→ **DATASET ENTRIES**:
____
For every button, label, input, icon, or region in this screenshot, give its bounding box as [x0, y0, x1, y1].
____
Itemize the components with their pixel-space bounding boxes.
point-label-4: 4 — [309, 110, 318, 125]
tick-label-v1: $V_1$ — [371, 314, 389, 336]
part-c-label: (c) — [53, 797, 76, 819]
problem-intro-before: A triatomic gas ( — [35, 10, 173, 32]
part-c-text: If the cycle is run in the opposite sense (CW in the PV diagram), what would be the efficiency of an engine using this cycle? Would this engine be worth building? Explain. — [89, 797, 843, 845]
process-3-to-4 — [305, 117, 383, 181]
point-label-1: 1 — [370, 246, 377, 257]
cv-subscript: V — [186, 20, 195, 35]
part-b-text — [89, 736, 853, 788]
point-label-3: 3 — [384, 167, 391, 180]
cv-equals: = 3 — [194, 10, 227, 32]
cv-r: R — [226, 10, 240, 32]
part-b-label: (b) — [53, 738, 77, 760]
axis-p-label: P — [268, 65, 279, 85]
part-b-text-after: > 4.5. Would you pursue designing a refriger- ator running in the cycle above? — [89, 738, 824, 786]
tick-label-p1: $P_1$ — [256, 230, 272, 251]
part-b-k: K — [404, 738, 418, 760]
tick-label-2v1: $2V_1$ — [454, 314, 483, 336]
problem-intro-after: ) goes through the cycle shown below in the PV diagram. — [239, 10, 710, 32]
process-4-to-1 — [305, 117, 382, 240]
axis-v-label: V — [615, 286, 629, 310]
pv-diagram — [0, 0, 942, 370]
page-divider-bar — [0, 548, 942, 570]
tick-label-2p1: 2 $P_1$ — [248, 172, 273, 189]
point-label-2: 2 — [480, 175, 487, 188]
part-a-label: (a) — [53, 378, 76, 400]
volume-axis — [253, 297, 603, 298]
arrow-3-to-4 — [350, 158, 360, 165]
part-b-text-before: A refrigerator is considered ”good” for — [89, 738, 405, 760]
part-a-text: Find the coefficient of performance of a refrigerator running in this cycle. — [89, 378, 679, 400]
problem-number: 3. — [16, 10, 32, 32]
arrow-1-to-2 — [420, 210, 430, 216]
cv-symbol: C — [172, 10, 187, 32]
____
→ **AIM**:
Copy the data word for word, starting at the line that contains "Itemize the components" and ending at the line that contains "page-divider-bar — [0, 548, 942, 570]", with both of those lines included.

→ **RESPONSE TO THE TASK**:
Itemize the components with their pixel-space bounding boxes.
point-label-4: 4 — [309, 110, 318, 125]
tick-label-v1: $V_1$ — [371, 314, 389, 336]
part-c-label: (c) — [53, 797, 76, 819]
problem-intro-before: A triatomic gas ( — [35, 10, 173, 32]
part-c-text: If the cycle is run in the opposite sense (CW in the PV diagram), what would be the efficiency of an engine using this cycle? Would this engine be worth building? Explain. — [89, 797, 843, 845]
process-3-to-4 — [305, 117, 383, 181]
point-label-1: 1 — [370, 246, 377, 257]
cv-subscript: V — [186, 20, 195, 35]
part-b-text — [89, 736, 853, 788]
point-label-3: 3 — [384, 167, 391, 180]
cv-equals: = 3 — [194, 10, 227, 32]
cv-r: R — [226, 10, 240, 32]
part-b-label: (b) — [53, 738, 77, 760]
axis-p-label: P — [268, 65, 279, 85]
part-b-text-after: > 4.5. Would you pursue designing a refriger- ator running in the cycle above? — [89, 738, 824, 786]
tick-label-p1: $P_1$ — [256, 230, 272, 251]
part-b-k: K — [404, 738, 418, 760]
tick-label-2v1: $2V_1$ — [454, 314, 483, 336]
problem-intro-after: ) goes through the cycle shown below in the PV diagram. — [239, 10, 710, 32]
process-4-to-1 — [305, 117, 382, 240]
axis-v-label: V — [615, 286, 629, 310]
pv-diagram — [0, 0, 942, 370]
page-divider-bar — [0, 548, 942, 570]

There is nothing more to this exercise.